* **MATERIAL FOR THE TASK**
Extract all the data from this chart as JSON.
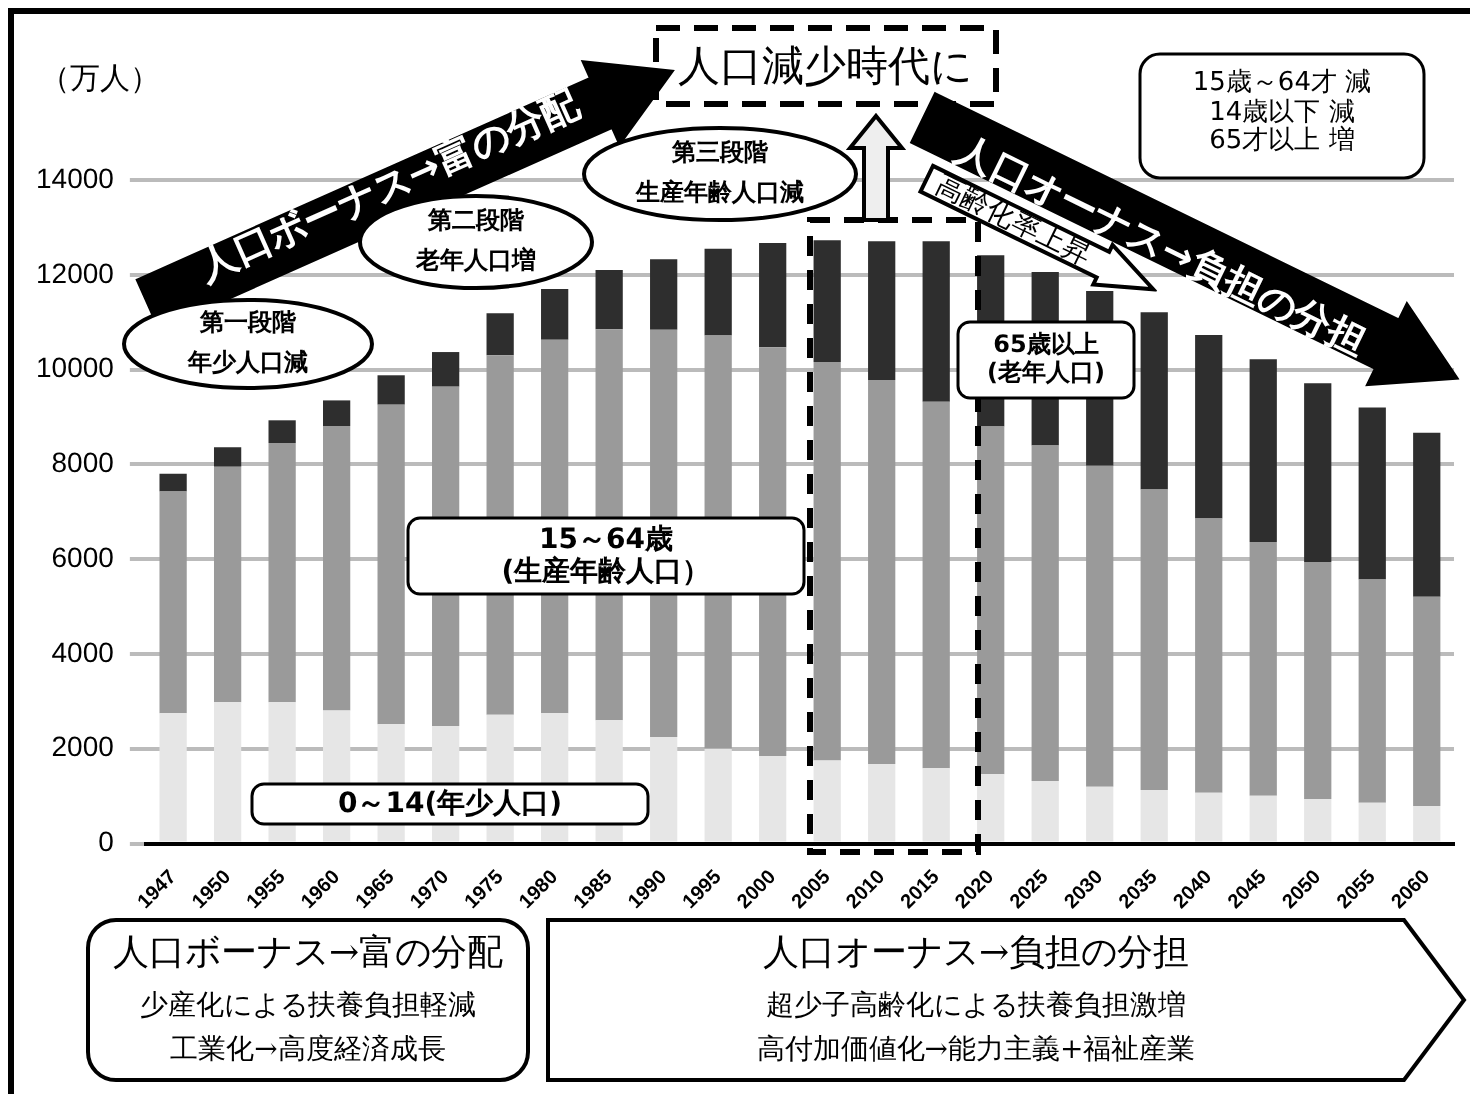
{
  "chart_data": {
    "type": "bar",
    "stacked": true,
    "ylabel": "（万人）",
    "categories": [
      "1947",
      "1950",
      "1955",
      "1960",
      "1965",
      "1970",
      "1975",
      "1980",
      "1985",
      "1990",
      "1995",
      "2000",
      "2005",
      "2010",
      "2015",
      "2020",
      "2025",
      "2030",
      "2035",
      "2040",
      "2045",
      "2050",
      "2055",
      "2060"
    ],
    "series": [
      {
        "name": "0～14(年少人口)",
        "color": "#e6e6e6",
        "values": [
          2750,
          2980,
          2980,
          2810,
          2520,
          2480,
          2720,
          2750,
          2600,
          2250,
          2000,
          1850,
          1750,
          1680,
          1590,
          1460,
          1320,
          1200,
          1130,
          1070,
          1010,
          940,
          860,
          790
        ]
      },
      {
        "name": "15～64歳\n(生産年齢人口）",
        "color": "#9a9a9a",
        "values": [
          4680,
          4970,
          5470,
          6000,
          6740,
          7160,
          7580,
          7880,
          8250,
          8590,
          8720,
          8620,
          8410,
          8100,
          7730,
          7340,
          7080,
          6770,
          6340,
          5790,
          5350,
          5000,
          4710,
          4420
        ]
      },
      {
        "name": "65歳以上\n(老年人口)",
        "color": "#2e2e2e",
        "values": [
          370,
          410,
          480,
          540,
          620,
          730,
          890,
          1070,
          1250,
          1490,
          1830,
          2200,
          2570,
          2930,
          3390,
          3610,
          3660,
          3690,
          3740,
          3870,
          3860,
          3770,
          3630,
          3460
        ]
      }
    ],
    "ylim": [
      0,
      14000
    ],
    "yticks": [
      0,
      2000,
      4000,
      6000,
      8000,
      10000,
      12000,
      14000
    ],
    "grid": "y",
    "legend": false,
    "annotations": [
      "人口減少時代に",
      "人口ボーナス→富の分配",
      "人口オーナス→負担の分担",
      "高齢化率上昇",
      "第一段階",
      "年少人口減",
      "第二段階",
      "老年人口増",
      "第三段階",
      "生産年齢人口減",
      "15歳～64才 減\n14歳以下 減\n65才以上 増",
      "人口ボーナス→富の分配",
      "少産化による扶養負担軽減",
      "工業化→高度経済成長",
      "人口オーナス→負担の分担",
      "超少子高齢化による扶養負担激増",
      "高付加価値化→能力主義+福祉産業"
    ]
  }
}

* **INSTRUCTIONS TO FOLLOW**
Images do not belong in the copy; reproduce all other parts of the records above verbatim.

* **CORRECT ANSWER**
Extract all the data from this chart as JSON.
{
  "chart_data": {
    "type": "bar",
    "stacked": true,
    "ylabel": "（万人）",
    "categories": [
      "1947",
      "1950",
      "1955",
      "1960",
      "1965",
      "1970",
      "1975",
      "1980",
      "1985",
      "1990",
      "1995",
      "2000",
      "2005",
      "2010",
      "2015",
      "2020",
      "2025",
      "2030",
      "2035",
      "2040",
      "2045",
      "2050",
      "2055",
      "2060"
    ],
    "series": [
      {
        "name": "0～14(年少人口)",
        "color": "#e6e6e6",
        "values": [
          2750,
          2980,
          2980,
          2810,
          2520,
          2480,
          2720,
          2750,
          2600,
          2250,
          2000,
          1850,
          1750,
          1680,
          1590,
          1460,
          1320,
          1200,
          1130,
          1070,
          1010,
          940,
          860,
          790
        ]
      },
      {
        "name": "15～64歳\n(生産年齢人口）",
        "color": "#9a9a9a",
        "values": [
          4680,
          4970,
          5470,
          6000,
          6740,
          7160,
          7580,
          7880,
          8250,
          8590,
          8720,
          8620,
          8410,
          8100,
          7730,
          7340,
          7080,
          6770,
          6340,
          5790,
          5350,
          5000,
          4710,
          4420
        ]
      },
      {
        "name": "65歳以上\n(老年人口)",
        "color": "#2e2e2e",
        "values": [
          370,
          410,
          480,
          540,
          620,
          730,
          890,
          1070,
          1250,
          1490,
          1830,
          2200,
          2570,
          2930,
          3390,
          3610,
          3660,
          3690,
          3740,
          3870,
          3860,
          3770,
          3630,
          3460
        ]
      }
    ],
    "ylim": [
      0,
      14000
    ],
    "yticks": [
      0,
      2000,
      4000,
      6000,
      8000,
      10000,
      12000,
      14000
    ],
    "grid": "y",
    "legend": false,
    "annotations": [
      "人口減少時代に",
      "人口ボーナス→富の分配",
      "人口オーナス→負担の分担",
      "高齢化率上昇",
      "第一段階",
      "年少人口減",
      "第二段階",
      "老年人口増",
      "第三段階",
      "生産年齢人口減",
      "15歳～64才 減\n14歳以下 減\n65才以上 増",
      "人口ボーナス→富の分配",
      "少産化による扶養負担軽減",
      "工業化→高度経済成長",
      "人口オーナス→負担の分担",
      "超少子高齢化による扶養負担激増",
      "高付加価値化→能力主義+福祉産業"
    ]
  }
}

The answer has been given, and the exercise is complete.